Listed records >>
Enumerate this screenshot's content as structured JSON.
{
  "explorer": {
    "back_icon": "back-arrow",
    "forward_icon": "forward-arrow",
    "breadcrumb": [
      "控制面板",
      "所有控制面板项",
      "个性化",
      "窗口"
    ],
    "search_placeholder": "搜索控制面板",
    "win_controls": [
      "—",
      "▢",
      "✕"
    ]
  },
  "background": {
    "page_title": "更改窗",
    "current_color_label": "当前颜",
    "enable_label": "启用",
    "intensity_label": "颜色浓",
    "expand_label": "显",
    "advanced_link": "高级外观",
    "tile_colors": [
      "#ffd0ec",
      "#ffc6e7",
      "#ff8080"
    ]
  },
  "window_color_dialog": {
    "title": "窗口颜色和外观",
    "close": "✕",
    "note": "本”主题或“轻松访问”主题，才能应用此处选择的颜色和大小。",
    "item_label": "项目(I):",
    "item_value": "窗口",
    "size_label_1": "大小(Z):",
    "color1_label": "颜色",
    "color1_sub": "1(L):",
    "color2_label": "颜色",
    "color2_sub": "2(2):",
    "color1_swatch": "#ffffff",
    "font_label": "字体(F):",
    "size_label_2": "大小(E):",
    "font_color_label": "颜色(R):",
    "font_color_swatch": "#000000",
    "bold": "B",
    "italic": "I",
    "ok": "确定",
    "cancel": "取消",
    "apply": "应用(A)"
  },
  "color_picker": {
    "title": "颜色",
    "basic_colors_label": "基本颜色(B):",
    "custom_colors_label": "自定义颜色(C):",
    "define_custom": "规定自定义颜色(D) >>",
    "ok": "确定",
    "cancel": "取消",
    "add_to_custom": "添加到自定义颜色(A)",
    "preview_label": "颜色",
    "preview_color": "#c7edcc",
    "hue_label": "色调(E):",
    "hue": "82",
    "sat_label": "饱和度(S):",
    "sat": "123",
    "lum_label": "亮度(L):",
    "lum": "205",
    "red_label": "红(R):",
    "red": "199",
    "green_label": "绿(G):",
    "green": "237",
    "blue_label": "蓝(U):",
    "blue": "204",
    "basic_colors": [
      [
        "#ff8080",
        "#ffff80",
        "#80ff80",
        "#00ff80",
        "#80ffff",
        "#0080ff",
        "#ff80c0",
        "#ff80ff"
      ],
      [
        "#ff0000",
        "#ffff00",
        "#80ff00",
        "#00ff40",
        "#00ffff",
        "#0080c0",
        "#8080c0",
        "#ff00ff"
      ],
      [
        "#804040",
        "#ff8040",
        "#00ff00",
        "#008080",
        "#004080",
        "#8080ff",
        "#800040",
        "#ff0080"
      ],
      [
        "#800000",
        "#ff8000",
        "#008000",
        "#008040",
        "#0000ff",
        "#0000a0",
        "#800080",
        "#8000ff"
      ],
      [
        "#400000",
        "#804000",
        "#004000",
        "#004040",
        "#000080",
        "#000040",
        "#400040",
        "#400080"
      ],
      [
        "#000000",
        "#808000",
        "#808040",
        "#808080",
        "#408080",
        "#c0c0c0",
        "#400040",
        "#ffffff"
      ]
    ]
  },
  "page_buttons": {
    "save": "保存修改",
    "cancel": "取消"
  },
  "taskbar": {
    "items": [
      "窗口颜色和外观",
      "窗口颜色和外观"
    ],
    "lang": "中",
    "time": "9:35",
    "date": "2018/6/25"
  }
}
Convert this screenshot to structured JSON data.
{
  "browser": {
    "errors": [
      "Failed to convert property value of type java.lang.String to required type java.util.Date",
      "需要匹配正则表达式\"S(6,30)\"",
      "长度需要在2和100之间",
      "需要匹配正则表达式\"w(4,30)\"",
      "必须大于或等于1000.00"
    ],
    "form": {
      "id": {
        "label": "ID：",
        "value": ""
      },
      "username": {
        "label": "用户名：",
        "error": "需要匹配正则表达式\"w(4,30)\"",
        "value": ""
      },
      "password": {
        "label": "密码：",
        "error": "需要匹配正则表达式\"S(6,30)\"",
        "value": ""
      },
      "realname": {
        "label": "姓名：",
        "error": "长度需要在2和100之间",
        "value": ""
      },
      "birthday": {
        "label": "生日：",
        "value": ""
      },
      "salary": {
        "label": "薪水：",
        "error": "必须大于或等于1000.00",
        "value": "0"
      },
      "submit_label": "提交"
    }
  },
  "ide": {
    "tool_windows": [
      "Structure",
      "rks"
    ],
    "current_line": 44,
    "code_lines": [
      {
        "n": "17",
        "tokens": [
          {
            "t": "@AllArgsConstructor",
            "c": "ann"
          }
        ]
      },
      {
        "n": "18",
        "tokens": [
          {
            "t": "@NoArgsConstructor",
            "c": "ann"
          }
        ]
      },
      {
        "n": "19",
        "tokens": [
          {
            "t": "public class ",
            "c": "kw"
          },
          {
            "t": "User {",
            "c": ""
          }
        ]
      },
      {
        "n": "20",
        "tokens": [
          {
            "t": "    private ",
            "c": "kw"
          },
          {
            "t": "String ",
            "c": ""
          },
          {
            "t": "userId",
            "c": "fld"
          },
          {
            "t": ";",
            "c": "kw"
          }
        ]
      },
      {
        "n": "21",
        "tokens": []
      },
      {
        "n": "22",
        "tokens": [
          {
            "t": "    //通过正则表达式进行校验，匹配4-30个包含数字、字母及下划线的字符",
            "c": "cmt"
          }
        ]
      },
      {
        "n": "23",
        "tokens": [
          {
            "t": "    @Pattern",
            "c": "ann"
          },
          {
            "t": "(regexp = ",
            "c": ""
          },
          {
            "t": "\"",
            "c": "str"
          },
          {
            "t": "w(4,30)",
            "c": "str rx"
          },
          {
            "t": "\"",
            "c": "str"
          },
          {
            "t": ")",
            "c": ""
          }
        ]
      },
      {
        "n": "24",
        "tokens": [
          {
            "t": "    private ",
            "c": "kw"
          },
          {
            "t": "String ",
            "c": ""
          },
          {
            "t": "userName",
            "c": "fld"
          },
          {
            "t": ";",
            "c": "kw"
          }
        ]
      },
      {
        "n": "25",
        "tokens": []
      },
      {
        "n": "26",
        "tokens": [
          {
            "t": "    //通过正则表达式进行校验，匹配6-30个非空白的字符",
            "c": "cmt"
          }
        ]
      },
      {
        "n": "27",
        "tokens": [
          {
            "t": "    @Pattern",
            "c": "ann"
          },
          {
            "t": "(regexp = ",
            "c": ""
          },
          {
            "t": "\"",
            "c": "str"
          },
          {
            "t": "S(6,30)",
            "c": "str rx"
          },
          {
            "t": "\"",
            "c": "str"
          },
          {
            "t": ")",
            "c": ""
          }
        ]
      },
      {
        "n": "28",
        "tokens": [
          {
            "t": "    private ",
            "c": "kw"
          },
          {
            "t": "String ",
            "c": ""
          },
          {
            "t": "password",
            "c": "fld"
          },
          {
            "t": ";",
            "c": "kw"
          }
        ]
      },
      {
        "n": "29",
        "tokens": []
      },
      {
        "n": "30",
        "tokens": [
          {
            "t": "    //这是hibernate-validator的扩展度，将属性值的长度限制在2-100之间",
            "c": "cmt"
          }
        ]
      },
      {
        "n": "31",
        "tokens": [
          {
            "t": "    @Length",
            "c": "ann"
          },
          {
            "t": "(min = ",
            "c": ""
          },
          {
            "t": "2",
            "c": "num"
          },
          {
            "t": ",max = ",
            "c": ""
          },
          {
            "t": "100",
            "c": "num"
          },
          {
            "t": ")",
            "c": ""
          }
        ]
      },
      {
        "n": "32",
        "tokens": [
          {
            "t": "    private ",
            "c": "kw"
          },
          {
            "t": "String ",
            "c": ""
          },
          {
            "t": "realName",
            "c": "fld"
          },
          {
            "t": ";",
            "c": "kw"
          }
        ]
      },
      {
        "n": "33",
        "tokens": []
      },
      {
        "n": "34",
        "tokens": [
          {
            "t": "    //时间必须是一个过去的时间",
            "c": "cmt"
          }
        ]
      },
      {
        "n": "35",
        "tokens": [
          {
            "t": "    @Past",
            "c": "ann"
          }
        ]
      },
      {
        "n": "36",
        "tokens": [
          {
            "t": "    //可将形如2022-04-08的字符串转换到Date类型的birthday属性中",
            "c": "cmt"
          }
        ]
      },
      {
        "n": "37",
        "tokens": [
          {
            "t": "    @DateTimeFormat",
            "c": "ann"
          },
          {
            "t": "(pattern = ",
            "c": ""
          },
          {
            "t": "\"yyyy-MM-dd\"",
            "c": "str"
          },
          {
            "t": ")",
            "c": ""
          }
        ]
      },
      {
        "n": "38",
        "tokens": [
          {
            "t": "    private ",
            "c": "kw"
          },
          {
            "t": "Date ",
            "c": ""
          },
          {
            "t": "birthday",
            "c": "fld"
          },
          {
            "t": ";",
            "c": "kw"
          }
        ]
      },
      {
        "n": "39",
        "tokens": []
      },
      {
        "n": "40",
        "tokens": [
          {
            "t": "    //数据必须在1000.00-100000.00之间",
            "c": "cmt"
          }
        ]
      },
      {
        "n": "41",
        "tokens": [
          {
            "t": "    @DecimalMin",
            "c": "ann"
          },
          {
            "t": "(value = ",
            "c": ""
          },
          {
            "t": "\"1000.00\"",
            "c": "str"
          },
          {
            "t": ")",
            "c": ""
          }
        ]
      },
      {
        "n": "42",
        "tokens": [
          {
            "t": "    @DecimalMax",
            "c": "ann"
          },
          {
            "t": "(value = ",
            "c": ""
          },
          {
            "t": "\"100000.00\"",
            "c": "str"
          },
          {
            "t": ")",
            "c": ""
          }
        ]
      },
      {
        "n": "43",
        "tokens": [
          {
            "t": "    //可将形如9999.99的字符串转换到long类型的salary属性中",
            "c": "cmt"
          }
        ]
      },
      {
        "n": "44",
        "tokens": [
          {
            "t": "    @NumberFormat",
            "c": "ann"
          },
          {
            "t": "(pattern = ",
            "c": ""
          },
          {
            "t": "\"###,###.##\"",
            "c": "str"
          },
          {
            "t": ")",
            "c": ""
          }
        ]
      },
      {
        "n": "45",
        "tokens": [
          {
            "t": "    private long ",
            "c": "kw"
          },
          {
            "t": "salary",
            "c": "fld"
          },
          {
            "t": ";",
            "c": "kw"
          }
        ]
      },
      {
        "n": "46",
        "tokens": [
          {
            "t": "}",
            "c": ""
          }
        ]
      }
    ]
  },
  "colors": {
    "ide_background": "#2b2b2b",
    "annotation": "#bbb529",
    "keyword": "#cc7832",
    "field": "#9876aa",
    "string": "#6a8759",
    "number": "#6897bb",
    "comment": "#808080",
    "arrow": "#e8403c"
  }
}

Stated task >> State only how many lines in the material include "structured".

Correct response >> 2